* [Material to process]:
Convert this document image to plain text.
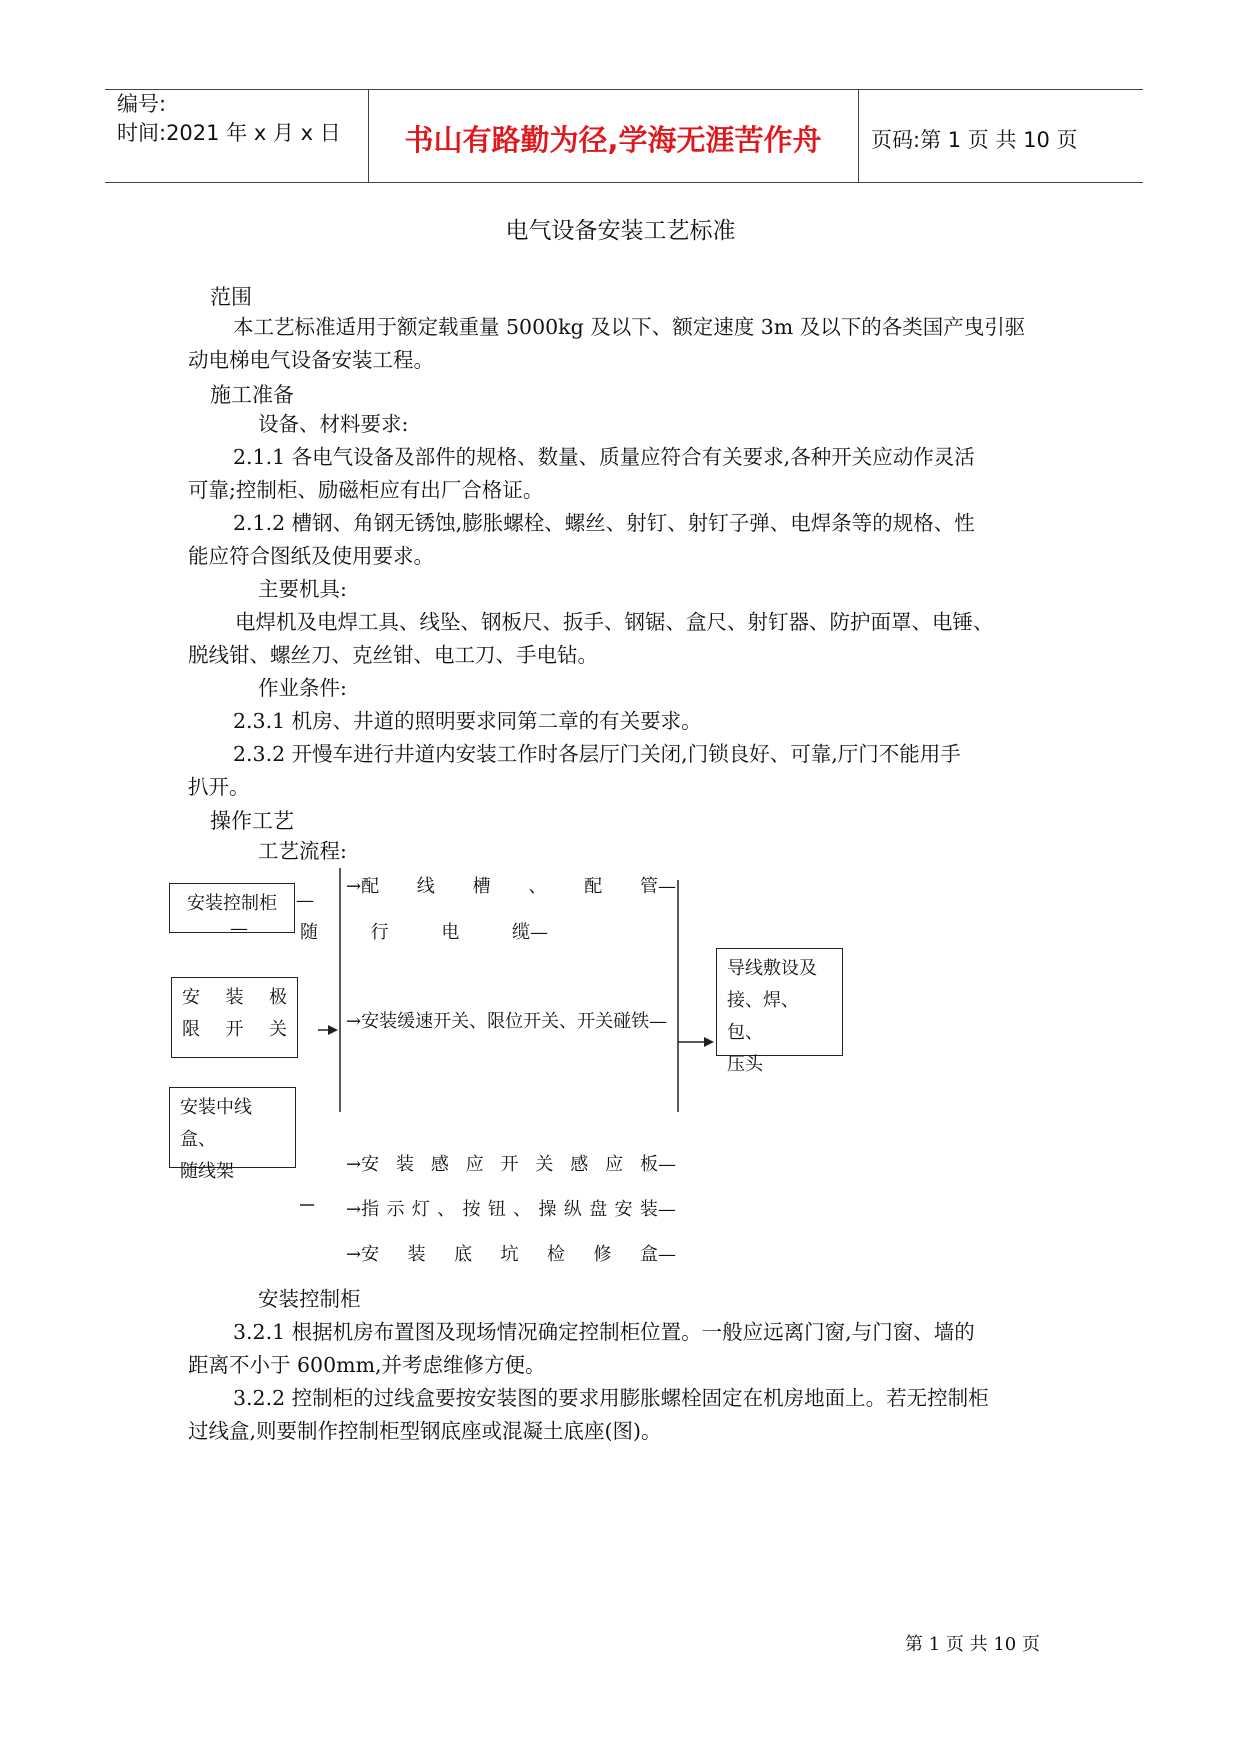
编号:
时间:2021 年 x 月 x 日	书山有路勤为径,学海无涯苦作舟	页码:第 1 页 共 10 页
电气设备安装工艺标准
范围
本工艺标准适用于额定载重量 5000kg 及以下、额定速度 3m 及以下的各类国产曳引驱
动电梯电气设备安装工程。
施工准备
设备、材料要求:
2.1.1 各电气设备及部件的规格、数量、质量应符合有关要求,各种开关应动作灵活
可靠;控制柜、励磁柜应有出厂合格证。
2.1.2 槽钢、角钢无锈蚀,膨胀螺栓、螺丝、射钉、射钉子弹、电焊条等的规格、性
能应符合图纸及使用要求。
主要机具:
电焊机及电焊工具、线坠、钢板尺、扳手、钢锯、盒尺、射钉器、防护面罩、电锤、
脱线钳、螺丝刀、克丝钳、电工刀、手电钻。
作业条件:
2.3.1 机房、井道的照明要求同第二章的有关要求。
2.3.2 开慢车进行井道内安装工作时各层厅门关闭,门锁良好、可靠,厅门不能用手
扒开。
操作工艺
工艺流程:
安装控制柜	—
安 装 极
限 开 关
安装中线盒、
随线架
导线敷设及
接、焊、包、
压头
→配 线 槽 、 配 管—
—	随	行	电	缆—
→安装缓速开关、限位开关、开关碰铁—
→安 装 感 应 开 关 感 应 板—
→指 示 灯 、 按 钮 、 操 纵 盘 安 装—
→安 装 底 坑 检 修 盒—
安装控制柜
3.2.1 根据机房布置图及现场情况确定控制柜位置。一般应远离门窗,与门窗、墙的
距离不小于 600mm,并考虑维修方便。
3.2.2 控制柜的过线盒要按安装图的要求用膨胀螺栓固定在机房地面上。若无控制柜
过线盒,则要制作控制柜型钢底座或混凝土底座(图)。
第 1 页 共 10 页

* [Directive]: Retype the entries word for word. Omit any images.

* [Exercise response]:
Convert this document image to plain text.
编号:
时间:2021 年 x 月 x 日	书山有路勤为径,学海无涯苦作舟	页码:第 1 页 共 10 页
电气设备安装工艺标准
范围
本工艺标准适用于额定载重量 5000kg 及以下、额定速度 3m 及以下的各类国产曳引驱
动电梯电气设备安装工程。
施工准备
设备、材料要求:
2.1.1 各电气设备及部件的规格、数量、质量应符合有关要求,各种开关应动作灵活
可靠;控制柜、励磁柜应有出厂合格证。
2.1.2 槽钢、角钢无锈蚀,膨胀螺栓、螺丝、射钉、射钉子弹、电焊条等的规格、性
能应符合图纸及使用要求。
主要机具:
电焊机及电焊工具、线坠、钢板尺、扳手、钢锯、盒尺、射钉器、防护面罩、电锤、
脱线钳、螺丝刀、克丝钳、电工刀、手电钻。
作业条件:
2.3.1 机房、井道的照明要求同第二章的有关要求。
2.3.2 开慢车进行井道内安装工作时各层厅门关闭,门锁良好、可靠,厅门不能用手
扒开。
操作工艺
工艺流程:
安装控制柜	—
安 装 极
限 开 关
安装中线盒、
随线架
导线敷设及
接、焊、包、
压头
→配 线 槽 、 配 管—
—	随	行	电	缆—
→安装缓速开关、限位开关、开关碰铁—
→安 装 感 应 开 关 感 应 板—
→指 示 灯 、 按 钮 、 操 纵 盘 安 装—
→安 装 底 坑 检 修 盒—
安装控制柜
3.2.1 根据机房布置图及现场情况确定控制柜位置。一般应远离门窗,与门窗、墙的
距离不小于 600mm,并考虑维修方便。
3.2.2 控制柜的过线盒要按安装图的要求用膨胀螺栓固定在机房地面上。若无控制柜
过线盒,则要制作控制柜型钢底座或混凝土底座(图)。
第 1 页 共 10 页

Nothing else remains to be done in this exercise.